Layout element entries
>>
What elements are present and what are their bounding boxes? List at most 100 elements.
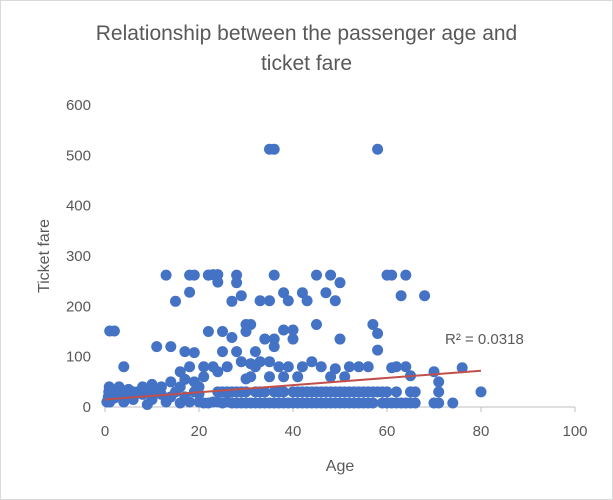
x-axis-title: Age (326, 458, 355, 475)
y-tick-label: 300 (66, 248, 91, 265)
data-point (188, 347, 200, 359)
data-point (278, 324, 290, 336)
x-tick-label: 100 (562, 423, 587, 440)
data-point (372, 143, 384, 155)
trendline (104, 369, 482, 401)
data-point (179, 346, 191, 358)
data-point (409, 397, 421, 409)
data-point (329, 295, 341, 307)
data-point (108, 325, 120, 337)
data-point (155, 381, 167, 393)
y-tick-label: 500 (66, 147, 91, 164)
y-axis-title: Ticket fare (36, 219, 53, 293)
data-point (287, 333, 299, 345)
data-point (212, 269, 224, 281)
data-point (311, 269, 322, 281)
x-tick-label: 20 (191, 423, 208, 440)
data-point (184, 396, 196, 408)
data-point (311, 318, 322, 330)
data-point (390, 361, 402, 373)
data-point (184, 361, 196, 373)
data-point (254, 356, 266, 368)
data-point (268, 143, 280, 155)
data-point (217, 346, 228, 358)
data-point (165, 341, 177, 353)
data-point (334, 333, 346, 345)
data-point (212, 276, 224, 288)
data-point (259, 386, 271, 398)
chart-title: Relationship between the passenger age a… (95, 22, 518, 75)
data-point (245, 318, 257, 330)
data-point (278, 386, 290, 398)
data-point (315, 361, 327, 373)
data-point (381, 386, 393, 398)
y-tick-label: 600 (66, 97, 91, 114)
data-point (447, 397, 459, 409)
data-point (367, 318, 379, 330)
data-point (264, 295, 275, 307)
data-point (235, 356, 247, 368)
x-tick-label: 0 (101, 423, 109, 440)
data-point (254, 295, 266, 307)
data-point (231, 277, 243, 289)
data-point (353, 361, 365, 373)
data-point (433, 397, 445, 409)
data-point (419, 290, 431, 302)
y-tick-label: 400 (66, 198, 91, 215)
y-tick-label: 0 (83, 399, 91, 416)
data-point (268, 333, 280, 345)
x-tick-label: 60 (379, 423, 396, 440)
data-point (433, 376, 445, 388)
data-point (212, 366, 224, 378)
data-point (278, 371, 290, 383)
data-point (273, 361, 285, 373)
data-point (409, 386, 421, 398)
data-point (334, 277, 346, 289)
data-point (170, 295, 181, 307)
data-point (202, 326, 214, 337)
data-point (296, 361, 308, 373)
data-point (235, 290, 247, 302)
data-point (259, 333, 271, 345)
data-point (456, 362, 468, 374)
data-point (160, 269, 172, 281)
data-point (249, 346, 261, 358)
data-point (231, 346, 243, 358)
data-point (306, 356, 318, 368)
data-point (386, 269, 398, 281)
x-tick-label: 80 (473, 423, 490, 440)
data-point (400, 269, 412, 281)
data-point (278, 287, 290, 299)
data-point (264, 371, 275, 383)
data-point (400, 361, 412, 373)
data-point (113, 381, 125, 393)
data-point (193, 381, 205, 393)
data-point (282, 295, 294, 307)
y-tick-label: 200 (66, 298, 91, 315)
data-point (339, 371, 351, 383)
data-point (325, 269, 337, 281)
data-point (372, 328, 384, 340)
data-point (268, 269, 280, 281)
data-point (395, 290, 407, 302)
data-point (320, 287, 332, 299)
data-point (329, 363, 341, 375)
data-point (221, 361, 233, 373)
data-point (268, 341, 280, 353)
data-point (296, 287, 308, 299)
data-point (390, 386, 402, 398)
data-point (287, 324, 299, 336)
data-point (372, 344, 384, 356)
data-point (282, 361, 294, 373)
data-point (292, 371, 304, 383)
data-point (343, 361, 355, 373)
data-point (198, 371, 210, 383)
data-point (264, 356, 275, 368)
data-point (325, 371, 337, 383)
data-point (231, 269, 243, 281)
data-point (226, 332, 238, 344)
data-point (179, 373, 191, 385)
data-point (367, 397, 379, 409)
<<
Your instructions
Output all of the material above line for line without any change, leaving out the picture.

Answer to this task
What elements are present and what are their bounding boxes? List at most 100 elements.
x-axis-title: Age (326, 458, 355, 475)
y-tick-label: 300 (66, 248, 91, 265)
data-point (188, 347, 200, 359)
data-point (278, 324, 290, 336)
x-tick-label: 100 (562, 423, 587, 440)
data-point (372, 143, 384, 155)
trendline (104, 369, 482, 401)
data-point (179, 346, 191, 358)
data-point (409, 397, 421, 409)
data-point (329, 295, 341, 307)
data-point (108, 325, 120, 337)
data-point (155, 381, 167, 393)
y-tick-label: 500 (66, 147, 91, 164)
y-axis-title: Ticket fare (36, 219, 53, 293)
data-point (287, 333, 299, 345)
data-point (212, 269, 224, 281)
data-point (311, 269, 322, 281)
x-tick-label: 20 (191, 423, 208, 440)
data-point (184, 396, 196, 408)
data-point (311, 318, 322, 330)
data-point (390, 361, 402, 373)
data-point (184, 361, 196, 373)
data-point (254, 356, 266, 368)
data-point (268, 143, 280, 155)
data-point (217, 346, 228, 358)
data-point (165, 341, 177, 353)
data-point (334, 333, 346, 345)
data-point (212, 276, 224, 288)
data-point (259, 386, 271, 398)
chart-title: Relationship between the passenger age a… (95, 22, 518, 75)
data-point (245, 318, 257, 330)
data-point (278, 386, 290, 398)
data-point (315, 361, 327, 373)
data-point (381, 386, 393, 398)
y-tick-label: 600 (66, 97, 91, 114)
data-point (447, 397, 459, 409)
data-point (367, 318, 379, 330)
data-point (264, 295, 275, 307)
data-point (235, 356, 247, 368)
x-tick-label: 0 (101, 423, 109, 440)
data-point (254, 295, 266, 307)
data-point (231, 277, 243, 289)
data-point (353, 361, 365, 373)
data-point (433, 397, 445, 409)
data-point (419, 290, 431, 302)
y-tick-label: 400 (66, 198, 91, 215)
y-tick-label: 0 (83, 399, 91, 416)
data-point (268, 333, 280, 345)
x-tick-label: 60 (379, 423, 396, 440)
data-point (433, 376, 445, 388)
data-point (212, 366, 224, 378)
data-point (278, 371, 290, 383)
data-point (273, 361, 285, 373)
data-point (409, 386, 421, 398)
data-point (334, 277, 346, 289)
data-point (170, 295, 181, 307)
data-point (202, 326, 214, 337)
data-point (296, 361, 308, 373)
data-point (235, 290, 247, 302)
data-point (259, 333, 271, 345)
data-point (456, 362, 468, 374)
data-point (160, 269, 172, 281)
data-point (249, 346, 261, 358)
data-point (231, 346, 243, 358)
data-point (306, 356, 318, 368)
data-point (386, 269, 398, 281)
x-tick-label: 80 (473, 423, 490, 440)
data-point (400, 269, 412, 281)
data-point (278, 287, 290, 299)
data-point (264, 371, 275, 383)
data-point (400, 361, 412, 373)
data-point (113, 381, 125, 393)
data-point (193, 381, 205, 393)
data-point (282, 295, 294, 307)
y-tick-label: 200 (66, 298, 91, 315)
data-point (339, 371, 351, 383)
data-point (325, 269, 337, 281)
data-point (372, 328, 384, 340)
data-point (268, 269, 280, 281)
data-point (395, 290, 407, 302)
data-point (320, 287, 332, 299)
data-point (329, 363, 341, 375)
data-point (221, 361, 233, 373)
data-point (268, 341, 280, 353)
data-point (296, 287, 308, 299)
data-point (390, 386, 402, 398)
data-point (287, 324, 299, 336)
data-point (372, 344, 384, 356)
data-point (282, 361, 294, 373)
data-point (292, 371, 304, 383)
data-point (343, 361, 355, 373)
data-point (198, 371, 210, 383)
data-point (264, 356, 275, 368)
data-point (325, 371, 337, 383)
data-point (231, 269, 243, 281)
data-point (226, 332, 238, 344)
data-point (179, 373, 191, 385)
data-point (367, 397, 379, 409)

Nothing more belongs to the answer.